[Dataset records]

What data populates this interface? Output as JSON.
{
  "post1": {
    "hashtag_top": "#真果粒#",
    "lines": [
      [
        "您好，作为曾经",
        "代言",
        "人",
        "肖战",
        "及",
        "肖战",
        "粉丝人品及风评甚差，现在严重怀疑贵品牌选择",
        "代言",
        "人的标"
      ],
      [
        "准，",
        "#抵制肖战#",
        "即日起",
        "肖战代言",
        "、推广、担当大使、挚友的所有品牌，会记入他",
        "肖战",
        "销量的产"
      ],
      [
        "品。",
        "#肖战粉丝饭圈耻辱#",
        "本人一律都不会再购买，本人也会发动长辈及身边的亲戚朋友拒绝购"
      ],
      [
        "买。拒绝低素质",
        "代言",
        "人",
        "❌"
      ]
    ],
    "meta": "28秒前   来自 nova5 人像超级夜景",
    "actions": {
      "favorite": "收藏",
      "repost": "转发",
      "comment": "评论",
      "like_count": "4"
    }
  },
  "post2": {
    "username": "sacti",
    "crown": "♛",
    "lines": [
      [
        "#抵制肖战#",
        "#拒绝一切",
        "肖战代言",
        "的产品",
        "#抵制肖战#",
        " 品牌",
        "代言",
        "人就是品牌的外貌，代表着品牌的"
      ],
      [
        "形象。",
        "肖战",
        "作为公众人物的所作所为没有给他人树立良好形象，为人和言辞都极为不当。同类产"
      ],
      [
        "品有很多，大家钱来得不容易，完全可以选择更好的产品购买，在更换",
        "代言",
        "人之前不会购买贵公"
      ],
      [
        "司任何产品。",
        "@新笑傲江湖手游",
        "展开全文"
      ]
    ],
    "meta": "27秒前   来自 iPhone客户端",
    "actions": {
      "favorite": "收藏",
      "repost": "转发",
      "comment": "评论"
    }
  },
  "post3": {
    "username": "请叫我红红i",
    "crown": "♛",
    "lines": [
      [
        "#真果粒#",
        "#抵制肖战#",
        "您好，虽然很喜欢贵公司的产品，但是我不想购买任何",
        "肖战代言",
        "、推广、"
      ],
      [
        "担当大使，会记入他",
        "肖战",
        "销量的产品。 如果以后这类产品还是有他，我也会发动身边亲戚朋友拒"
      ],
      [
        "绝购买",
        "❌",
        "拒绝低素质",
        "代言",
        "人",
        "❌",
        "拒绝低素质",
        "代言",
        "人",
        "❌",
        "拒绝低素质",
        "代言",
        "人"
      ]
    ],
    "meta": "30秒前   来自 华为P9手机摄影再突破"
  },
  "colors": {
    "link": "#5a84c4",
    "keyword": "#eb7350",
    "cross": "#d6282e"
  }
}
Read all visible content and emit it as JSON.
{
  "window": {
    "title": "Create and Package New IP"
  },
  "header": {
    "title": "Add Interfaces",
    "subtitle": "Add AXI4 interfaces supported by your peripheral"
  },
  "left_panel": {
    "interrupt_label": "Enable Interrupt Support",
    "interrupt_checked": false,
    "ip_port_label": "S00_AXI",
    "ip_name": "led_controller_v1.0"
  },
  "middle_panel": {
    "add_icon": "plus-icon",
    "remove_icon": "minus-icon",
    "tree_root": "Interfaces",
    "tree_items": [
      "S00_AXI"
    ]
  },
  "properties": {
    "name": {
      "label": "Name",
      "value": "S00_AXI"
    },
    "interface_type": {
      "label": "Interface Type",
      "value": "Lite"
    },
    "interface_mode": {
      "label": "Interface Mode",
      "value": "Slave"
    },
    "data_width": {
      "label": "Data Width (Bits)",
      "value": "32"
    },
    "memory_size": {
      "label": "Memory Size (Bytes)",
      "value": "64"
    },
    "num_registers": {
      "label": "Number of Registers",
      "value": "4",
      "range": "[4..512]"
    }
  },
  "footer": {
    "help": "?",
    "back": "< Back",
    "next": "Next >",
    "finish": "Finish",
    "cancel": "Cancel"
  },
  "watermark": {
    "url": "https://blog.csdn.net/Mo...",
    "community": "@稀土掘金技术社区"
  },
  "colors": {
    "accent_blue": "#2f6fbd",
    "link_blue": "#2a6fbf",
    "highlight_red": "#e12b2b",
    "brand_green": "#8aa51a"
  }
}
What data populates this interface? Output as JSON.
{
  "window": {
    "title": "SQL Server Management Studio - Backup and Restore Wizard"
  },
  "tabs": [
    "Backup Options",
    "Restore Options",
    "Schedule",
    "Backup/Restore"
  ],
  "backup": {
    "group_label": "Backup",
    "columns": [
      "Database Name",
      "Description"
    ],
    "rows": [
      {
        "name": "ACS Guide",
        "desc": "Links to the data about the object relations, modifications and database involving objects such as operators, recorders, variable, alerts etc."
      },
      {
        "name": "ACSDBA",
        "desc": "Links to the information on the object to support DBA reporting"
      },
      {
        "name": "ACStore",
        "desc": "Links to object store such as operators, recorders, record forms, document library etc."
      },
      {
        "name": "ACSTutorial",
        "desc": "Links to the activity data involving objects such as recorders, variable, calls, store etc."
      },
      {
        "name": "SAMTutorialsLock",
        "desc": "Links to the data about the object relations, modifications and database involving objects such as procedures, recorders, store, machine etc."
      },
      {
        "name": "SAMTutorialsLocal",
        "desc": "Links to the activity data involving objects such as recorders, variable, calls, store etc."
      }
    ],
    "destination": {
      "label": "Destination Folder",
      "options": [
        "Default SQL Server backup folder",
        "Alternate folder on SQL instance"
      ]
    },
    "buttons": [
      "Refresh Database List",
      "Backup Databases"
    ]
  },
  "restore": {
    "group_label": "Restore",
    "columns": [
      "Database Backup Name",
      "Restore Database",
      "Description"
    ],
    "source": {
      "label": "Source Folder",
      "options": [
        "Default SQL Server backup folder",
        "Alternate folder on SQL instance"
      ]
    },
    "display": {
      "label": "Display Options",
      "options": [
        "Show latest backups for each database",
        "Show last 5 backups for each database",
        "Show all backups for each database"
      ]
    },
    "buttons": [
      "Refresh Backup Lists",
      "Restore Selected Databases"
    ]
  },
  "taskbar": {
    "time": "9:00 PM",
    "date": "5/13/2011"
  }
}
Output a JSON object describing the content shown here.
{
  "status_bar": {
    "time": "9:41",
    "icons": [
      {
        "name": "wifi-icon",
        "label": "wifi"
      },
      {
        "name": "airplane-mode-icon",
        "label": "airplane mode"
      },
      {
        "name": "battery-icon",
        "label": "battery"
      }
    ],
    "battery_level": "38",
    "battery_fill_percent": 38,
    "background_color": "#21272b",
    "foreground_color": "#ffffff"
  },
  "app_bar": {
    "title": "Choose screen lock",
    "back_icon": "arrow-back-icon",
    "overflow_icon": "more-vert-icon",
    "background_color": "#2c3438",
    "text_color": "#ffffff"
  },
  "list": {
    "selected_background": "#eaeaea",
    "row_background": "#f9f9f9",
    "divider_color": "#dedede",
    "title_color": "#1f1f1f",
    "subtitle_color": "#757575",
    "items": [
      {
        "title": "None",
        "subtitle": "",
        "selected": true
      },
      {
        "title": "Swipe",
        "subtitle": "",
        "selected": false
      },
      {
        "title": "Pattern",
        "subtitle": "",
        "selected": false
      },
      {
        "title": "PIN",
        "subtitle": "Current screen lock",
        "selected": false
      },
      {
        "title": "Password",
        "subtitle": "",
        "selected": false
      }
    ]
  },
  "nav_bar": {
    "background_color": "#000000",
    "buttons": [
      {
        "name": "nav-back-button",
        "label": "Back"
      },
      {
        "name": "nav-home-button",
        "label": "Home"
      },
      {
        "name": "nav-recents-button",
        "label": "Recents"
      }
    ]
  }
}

**What is being asked:**
Make an exact copy of every entry.

**Correct answer:**
What data populates this interface? Output as JSON.
{
  "post1": {
    "hashtag_top": "#真果粒#",
    "lines": [
      [
        "您好，作为曾经",
        "代言",
        "人",
        "肖战",
        "及",
        "肖战",
        "粉丝人品及风评甚差，现在严重怀疑贵品牌选择",
        "代言",
        "人的标"
      ],
      [
        "准，",
        "#抵制肖战#",
        "即日起",
        "肖战代言",
        "、推广、担当大使、挚友的所有品牌，会记入他",
        "肖战",
        "销量的产"
      ],
      [
        "品。",
        "#肖战粉丝饭圈耻辱#",
        "本人一律都不会再购买，本人也会发动长辈及身边的亲戚朋友拒绝购"
      ],
      [
        "买。拒绝低素质",
        "代言",
        "人",
        "❌"
      ]
    ],
    "meta": "28秒前   来自 nova5 人像超级夜景",
    "actions": {
      "favorite": "收藏",
      "repost": "转发",
      "comment": "评论",
      "like_count": "4"
    }
  },
  "post2": {
    "username": "sacti",
    "crown": "♛",
    "lines": [
      [
        "#抵制肖战#",
        "#拒绝一切",
        "肖战代言",
        "的产品",
        "#抵制肖战#",
        " 品牌",
        "代言",
        "人就是品牌的外貌，代表着品牌的"
      ],
      [
        "形象。",
        "肖战",
        "作为公众人物的所作所为没有给他人树立良好形象，为人和言辞都极为不当。同类产"
      ],
      [
        "品有很多，大家钱来得不容易，完全可以选择更好的产品购买，在更换",
        "代言",
        "人之前不会购买贵公"
      ],
      [
        "司任何产品。",
        "@新笑傲江湖手游",
        "展开全文"
      ]
    ],
    "meta": "27秒前   来自 iPhone客户端",
    "actions": {
      "favorite": "收藏",
      "repost": "转发",
      "comment": "评论"
    }
  },
  "post3": {
    "username": "请叫我红红i",
    "crown": "♛",
    "lines": [
      [
        "#真果粒#",
        "#抵制肖战#",
        "您好，虽然很喜欢贵公司的产品，但是我不想购买任何",
        "肖战代言",
        "、推广、"
      ],
      [
        "担当大使，会记入他",
        "肖战",
        "销量的产品。 如果以后这类产品还是有他，我也会发动身边亲戚朋友拒"
      ],
      [
        "绝购买",
        "❌",
        "拒绝低素质",
        "代言",
        "人",
        "❌",
        "拒绝低素质",
        "代言",
        "人",
        "❌",
        "拒绝低素质",
        "代言",
        "人"
      ]
    ],
    "meta": "30秒前   来自 华为P9手机摄影再突破"
  },
  "colors": {
    "link": "#5a84c4",
    "keyword": "#eb7350",
    "cross": "#d6282e"
  }
}
Read all visible content and emit it as JSON.
{
  "window": {
    "title": "Create and Package New IP"
  },
  "header": {
    "title": "Add Interfaces",
    "subtitle": "Add AXI4 interfaces supported by your peripheral"
  },
  "left_panel": {
    "interrupt_label": "Enable Interrupt Support",
    "interrupt_checked": false,
    "ip_port_label": "S00_AXI",
    "ip_name": "led_controller_v1.0"
  },
  "middle_panel": {
    "add_icon": "plus-icon",
    "remove_icon": "minus-icon",
    "tree_root": "Interfaces",
    "tree_items": [
      "S00_AXI"
    ]
  },
  "properties": {
    "name": {
      "label": "Name",
      "value": "S00_AXI"
    },
    "interface_type": {
      "label": "Interface Type",
      "value": "Lite"
    },
    "interface_mode": {
      "label": "Interface Mode",
      "value": "Slave"
    },
    "data_width": {
      "label": "Data Width (Bits)",
      "value": "32"
    },
    "memory_size": {
      "label": "Memory Size (Bytes)",
      "value": "64"
    },
    "num_registers": {
      "label": "Number of Registers",
      "value": "4",
      "range": "[4..512]"
    }
  },
  "footer": {
    "help": "?",
    "back": "< Back",
    "next": "Next >",
    "finish": "Finish",
    "cancel": "Cancel"
  },
  "watermark": {
    "url": "https://blog.csdn.net/Mo...",
    "community": "@稀土掘金技术社区"
  },
  "colors": {
    "accent_blue": "#2f6fbd",
    "link_blue": "#2a6fbf",
    "highlight_red": "#e12b2b",
    "brand_green": "#8aa51a"
  }
}
What data populates this interface? Output as JSON.
{
  "window": {
    "title": "SQL Server Management Studio - Backup and Restore Wizard"
  },
  "tabs": [
    "Backup Options",
    "Restore Options",
    "Schedule",
    "Backup/Restore"
  ],
  "backup": {
    "group_label": "Backup",
    "columns": [
      "Database Name",
      "Description"
    ],
    "rows": [
      {
        "name": "ACS Guide",
        "desc": "Links to the data about the object relations, modifications and database involving objects such as operators, recorders, variable, alerts etc."
      },
      {
        "name": "ACSDBA",
        "desc": "Links to the information on the object to support DBA reporting"
      },
      {
        "name": "ACStore",
        "desc": "Links to object store such as operators, recorders, record forms, document library etc."
      },
      {
        "name": "ACSTutorial",
        "desc": "Links to the activity data involving objects such as recorders, variable, calls, store etc."
      },
      {
        "name": "SAMTutorialsLock",
        "desc": "Links to the data about the object relations, modifications and database involving objects such as procedures, recorders, store, machine etc."
      },
      {
        "name": "SAMTutorialsLocal",
        "desc": "Links to the activity data involving objects such as recorders, variable, calls, store etc."
      }
    ],
    "destination": {
      "label": "Destination Folder",
      "options": [
        "Default SQL Server backup folder",
        "Alternate folder on SQL instance"
      ]
    },
    "buttons": [
      "Refresh Database List",
      "Backup Databases"
    ]
  },
  "restore": {
    "group_label": "Restore",
    "columns": [
      "Database Backup Name",
      "Restore Database",
      "Description"
    ],
    "source": {
      "label": "Source Folder",
      "options": [
        "Default SQL Server backup folder",
        "Alternate folder on SQL instance"
      ]
    },
    "display": {
      "label": "Display Options",
      "options": [
        "Show latest backups for each database",
        "Show last 5 backups for each database",
        "Show all backups for each database"
      ]
    },
    "buttons": [
      "Refresh Backup Lists",
      "Restore Selected Databases"
    ]
  },
  "taskbar": {
    "time": "9:00 PM",
    "date": "5/13/2011"
  }
}
Output a JSON object describing the content shown here.
{
  "status_bar": {
    "time": "9:41",
    "icons": [
      {
        "name": "wifi-icon",
        "label": "wifi"
      },
      {
        "name": "airplane-mode-icon",
        "label": "airplane mode"
      },
      {
        "name": "battery-icon",
        "label": "battery"
      }
    ],
    "battery_level": "38",
    "battery_fill_percent": 38,
    "background_color": "#21272b",
    "foreground_color": "#ffffff"
  },
  "app_bar": {
    "title": "Choose screen lock",
    "back_icon": "arrow-back-icon",
    "overflow_icon": "more-vert-icon",
    "background_color": "#2c3438",
    "text_color": "#ffffff"
  },
  "list": {
    "selected_background": "#eaeaea",
    "row_background": "#f9f9f9",
    "divider_color": "#dedede",
    "title_color": "#1f1f1f",
    "subtitle_color": "#757575",
    "items": [
      {
        "title": "None",
        "subtitle": "",
        "selected": true
      },
      {
        "title": "Swipe",
        "subtitle": "",
        "selected": false
      },
      {
        "title": "Pattern",
        "subtitle": "",
        "selected": false
      },
      {
        "title": "PIN",
        "subtitle": "Current screen lock",
        "selected": false
      },
      {
        "title": "Password",
        "subtitle": "",
        "selected": false
      }
    ]
  },
  "nav_bar": {
    "background_color": "#000000",
    "buttons": [
      {
        "name": "nav-back-button",
        "label": "Back"
      },
      {
        "name": "nav-home-button",
        "label": "Home"
      },
      {
        "name": "nav-recents-button",
        "label": "Recents"
      }
    ]
  }
}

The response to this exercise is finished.